Supplied data:

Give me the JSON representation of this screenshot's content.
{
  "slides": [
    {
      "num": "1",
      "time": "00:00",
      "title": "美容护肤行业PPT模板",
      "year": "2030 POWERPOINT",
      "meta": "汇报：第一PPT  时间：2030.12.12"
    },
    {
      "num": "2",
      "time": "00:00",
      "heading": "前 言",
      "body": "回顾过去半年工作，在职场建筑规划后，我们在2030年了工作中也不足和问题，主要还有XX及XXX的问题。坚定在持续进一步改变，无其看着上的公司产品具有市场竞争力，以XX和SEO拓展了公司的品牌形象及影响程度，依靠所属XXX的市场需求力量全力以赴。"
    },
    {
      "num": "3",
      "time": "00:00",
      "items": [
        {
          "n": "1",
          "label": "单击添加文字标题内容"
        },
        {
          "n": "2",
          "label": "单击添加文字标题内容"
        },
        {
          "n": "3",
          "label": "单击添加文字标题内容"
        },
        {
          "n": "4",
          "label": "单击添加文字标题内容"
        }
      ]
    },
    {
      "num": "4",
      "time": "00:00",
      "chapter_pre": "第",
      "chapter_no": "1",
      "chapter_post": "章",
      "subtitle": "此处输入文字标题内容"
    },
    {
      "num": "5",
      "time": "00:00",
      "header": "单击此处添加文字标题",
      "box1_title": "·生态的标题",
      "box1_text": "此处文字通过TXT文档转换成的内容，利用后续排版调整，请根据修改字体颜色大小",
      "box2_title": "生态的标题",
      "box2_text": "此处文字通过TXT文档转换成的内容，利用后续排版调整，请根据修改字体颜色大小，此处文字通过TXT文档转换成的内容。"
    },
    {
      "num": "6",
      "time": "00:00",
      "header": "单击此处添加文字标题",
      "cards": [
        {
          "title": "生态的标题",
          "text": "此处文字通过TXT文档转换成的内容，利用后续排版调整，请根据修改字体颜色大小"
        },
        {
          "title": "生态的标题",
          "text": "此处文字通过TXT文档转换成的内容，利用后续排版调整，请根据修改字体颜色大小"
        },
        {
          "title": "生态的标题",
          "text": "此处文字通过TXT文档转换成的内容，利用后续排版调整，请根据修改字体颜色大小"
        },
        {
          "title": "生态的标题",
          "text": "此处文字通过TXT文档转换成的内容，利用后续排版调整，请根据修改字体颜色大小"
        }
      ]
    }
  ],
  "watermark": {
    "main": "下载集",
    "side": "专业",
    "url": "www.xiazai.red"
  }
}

Instruction: Set all of the entries down again, exactly as they were given.

Expected answer:
Give me the JSON representation of this screenshot's content.
{
  "slides": [
    {
      "num": "1",
      "time": "00:00",
      "title": "美容护肤行业PPT模板",
      "year": "2030 POWERPOINT",
      "meta": "汇报：第一PPT  时间：2030.12.12"
    },
    {
      "num": "2",
      "time": "00:00",
      "heading": "前 言",
      "body": "回顾过去半年工作，在职场建筑规划后，我们在2030年了工作中也不足和问题，主要还有XX及XXX的问题。坚定在持续进一步改变，无其看着上的公司产品具有市场竞争力，以XX和SEO拓展了公司的品牌形象及影响程度，依靠所属XXX的市场需求力量全力以赴。"
    },
    {
      "num": "3",
      "time": "00:00",
      "items": [
        {
          "n": "1",
          "label": "单击添加文字标题内容"
        },
        {
          "n": "2",
          "label": "单击添加文字标题内容"
        },
        {
          "n": "3",
          "label": "单击添加文字标题内容"
        },
        {
          "n": "4",
          "label": "单击添加文字标题内容"
        }
      ]
    },
    {
      "num": "4",
      "time": "00:00",
      "chapter_pre": "第",
      "chapter_no": "1",
      "chapter_post": "章",
      "subtitle": "此处输入文字标题内容"
    },
    {
      "num": "5",
      "time": "00:00",
      "header": "单击此处添加文字标题",
      "box1_title": "·生态的标题",
      "box1_text": "此处文字通过TXT文档转换成的内容，利用后续排版调整，请根据修改字体颜色大小",
      "box2_title": "生态的标题",
      "box2_text": "此处文字通过TXT文档转换成的内容，利用后续排版调整，请根据修改字体颜色大小，此处文字通过TXT文档转换成的内容。"
    },
    {
      "num": "6",
      "time": "00:00",
      "header": "单击此处添加文字标题",
      "cards": [
        {
          "title": "生态的标题",
          "text": "此处文字通过TXT文档转换成的内容，利用后续排版调整，请根据修改字体颜色大小"
        },
        {
          "title": "生态的标题",
          "text": "此处文字通过TXT文档转换成的内容，利用后续排版调整，请根据修改字体颜色大小"
        },
        {
          "title": "生态的标题",
          "text": "此处文字通过TXT文档转换成的内容，利用后续排版调整，请根据修改字体颜色大小"
        },
        {
          "title": "生态的标题",
          "text": "此处文字通过TXT文档转换成的内容，利用后续排版调整，请根据修改字体颜色大小"
        }
      ]
    }
  ],
  "watermark": {
    "main": "下载集",
    "side": "专业",
    "url": "www.xiazai.red"
  }
}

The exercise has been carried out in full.